Dataset entries:
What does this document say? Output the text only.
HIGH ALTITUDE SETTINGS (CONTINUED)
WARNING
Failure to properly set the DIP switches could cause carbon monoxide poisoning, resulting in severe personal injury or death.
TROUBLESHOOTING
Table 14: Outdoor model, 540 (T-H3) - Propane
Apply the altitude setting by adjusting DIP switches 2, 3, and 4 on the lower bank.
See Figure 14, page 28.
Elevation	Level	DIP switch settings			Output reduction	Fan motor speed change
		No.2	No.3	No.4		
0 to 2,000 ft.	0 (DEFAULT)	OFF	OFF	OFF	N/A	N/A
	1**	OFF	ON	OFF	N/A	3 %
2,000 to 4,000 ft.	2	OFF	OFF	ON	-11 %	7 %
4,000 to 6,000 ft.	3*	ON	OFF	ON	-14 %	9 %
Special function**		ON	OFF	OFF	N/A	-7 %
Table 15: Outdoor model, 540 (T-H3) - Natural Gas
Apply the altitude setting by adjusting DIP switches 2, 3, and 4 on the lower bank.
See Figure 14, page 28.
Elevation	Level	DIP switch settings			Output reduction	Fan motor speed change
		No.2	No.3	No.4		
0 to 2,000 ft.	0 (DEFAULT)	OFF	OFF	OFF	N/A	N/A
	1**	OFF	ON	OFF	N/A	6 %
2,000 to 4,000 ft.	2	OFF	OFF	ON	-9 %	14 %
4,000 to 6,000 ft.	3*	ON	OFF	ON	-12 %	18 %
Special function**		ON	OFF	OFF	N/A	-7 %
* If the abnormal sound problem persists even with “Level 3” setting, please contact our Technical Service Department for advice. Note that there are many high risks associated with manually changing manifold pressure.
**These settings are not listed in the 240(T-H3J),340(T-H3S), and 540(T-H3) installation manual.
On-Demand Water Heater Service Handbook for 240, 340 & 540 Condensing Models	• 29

Task goal
Transcribe each entry exactly.

Answer for the task
What does this document say? Output the text only.
HIGH ALTITUDE SETTINGS (CONTINUED)
WARNING
Failure to properly set the DIP switches could cause carbon monoxide poisoning, resulting in severe personal injury or death.
TROUBLESHOOTING
Table 14: Outdoor model, 540 (T-H3) - Propane
Apply the altitude setting by adjusting DIP switches 2, 3, and 4 on the lower bank.
See Figure 14, page 28.
Elevation	Level	DIP switch settings			Output reduction	Fan motor speed change
		No.2	No.3	No.4		
0 to 2,000 ft.	0 (DEFAULT)	OFF	OFF	OFF	N/A	N/A
	1**	OFF	ON	OFF	N/A	3 %
2,000 to 4,000 ft.	2	OFF	OFF	ON	-11 %	7 %
4,000 to 6,000 ft.	3*	ON	OFF	ON	-14 %	9 %
Special function**		ON	OFF	OFF	N/A	-7 %
Table 15: Outdoor model, 540 (T-H3) - Natural Gas
Apply the altitude setting by adjusting DIP switches 2, 3, and 4 on the lower bank.
See Figure 14, page 28.
Elevation	Level	DIP switch settings			Output reduction	Fan motor speed change
		No.2	No.3	No.4		
0 to 2,000 ft.	0 (DEFAULT)	OFF	OFF	OFF	N/A	N/A
	1**	OFF	ON	OFF	N/A	6 %
2,000 to 4,000 ft.	2	OFF	OFF	ON	-9 %	14 %
4,000 to 6,000 ft.	3*	ON	OFF	ON	-12 %	18 %
Special function**		ON	OFF	OFF	N/A	-7 %
* If the abnormal sound problem persists even with “Level 3” setting, please contact our Technical Service Department for advice. Note that there are many high risks associated with manually changing manifold pressure.
**These settings are not listed in the 240(T-H3J),340(T-H3S), and 540(T-H3) installation manual.
On-Demand Water Heater Service Handbook for 240, 340 & 540 Condensing Models	• 29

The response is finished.